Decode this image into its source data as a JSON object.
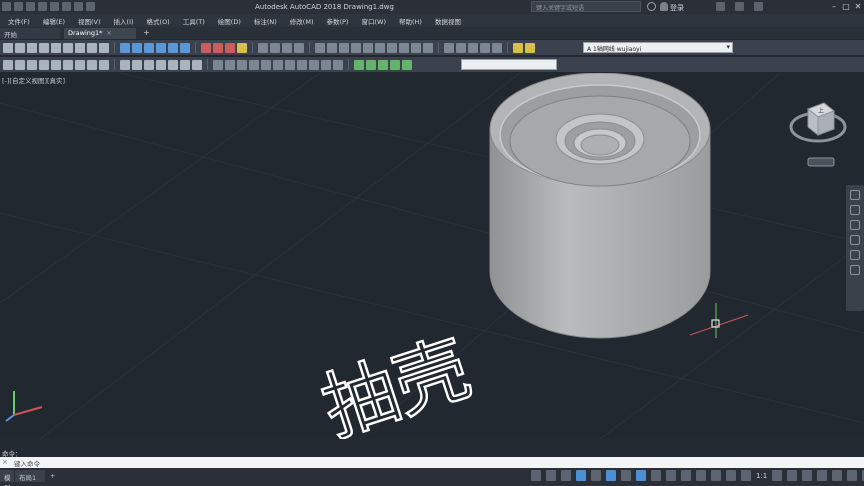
{
  "titlebar": {
    "title": "Autodesk AutoCAD 2018   Drawing1.dwg",
    "search_placeholder": "键入关键字或短语",
    "login_label": "登录"
  },
  "menubar": {
    "items": [
      "文件(F)",
      "编辑(E)",
      "视图(V)",
      "插入(I)",
      "格式(O)",
      "工具(T)",
      "绘图(D)",
      "标注(N)",
      "修改(M)",
      "参数(P)",
      "窗口(W)",
      "帮助(H)",
      "数据视图"
    ]
  },
  "tabs": {
    "items": [
      {
        "label": "开始"
      },
      {
        "label": "Drawing1*"
      }
    ],
    "add_label": "+"
  },
  "layer": {
    "current": "A  1轴网线 wujiaoyi"
  },
  "viewport": {
    "view_label": "[-][自定义视图][真实]",
    "annotation_text": "抽壳",
    "colors": {
      "background": "#212830",
      "grid": "#2c3440",
      "solid": "#a8aaac",
      "annotation": "#ffffff"
    }
  },
  "viewcube": {
    "face_label": "上"
  },
  "command": {
    "history": "命令：",
    "placeholder": "键入命令"
  },
  "layout_tabs": {
    "items": [
      "模型",
      "布局1"
    ],
    "add_label": "+"
  },
  "status": {
    "scale": "1:1"
  }
}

━━━━━━━━━━━━━━━━━━━━━━━━━━━━━━

Ignore the images and quote every line of the listing exactly.

Decode this image into its source data as a JSON object.
{
  "titlebar": {
    "title": "Autodesk AutoCAD 2018   Drawing1.dwg",
    "search_placeholder": "键入关键字或短语",
    "login_label": "登录"
  },
  "menubar": {
    "items": [
      "文件(F)",
      "编辑(E)",
      "视图(V)",
      "插入(I)",
      "格式(O)",
      "工具(T)",
      "绘图(D)",
      "标注(N)",
      "修改(M)",
      "参数(P)",
      "窗口(W)",
      "帮助(H)",
      "数据视图"
    ]
  },
  "tabs": {
    "items": [
      {
        "label": "开始"
      },
      {
        "label": "Drawing1*"
      }
    ],
    "add_label": "+"
  },
  "layer": {
    "current": "A  1轴网线 wujiaoyi"
  },
  "viewport": {
    "view_label": "[-][自定义视图][真实]",
    "annotation_text": "抽壳",
    "colors": {
      "background": "#212830",
      "grid": "#2c3440",
      "solid": "#a8aaac",
      "annotation": "#ffffff"
    }
  },
  "viewcube": {
    "face_label": "上"
  },
  "command": {
    "history": "命令：",
    "placeholder": "键入命令"
  },
  "layout_tabs": {
    "items": [
      "模型",
      "布局1"
    ],
    "add_label": "+"
  },
  "status": {
    "scale": "1:1"
  }
}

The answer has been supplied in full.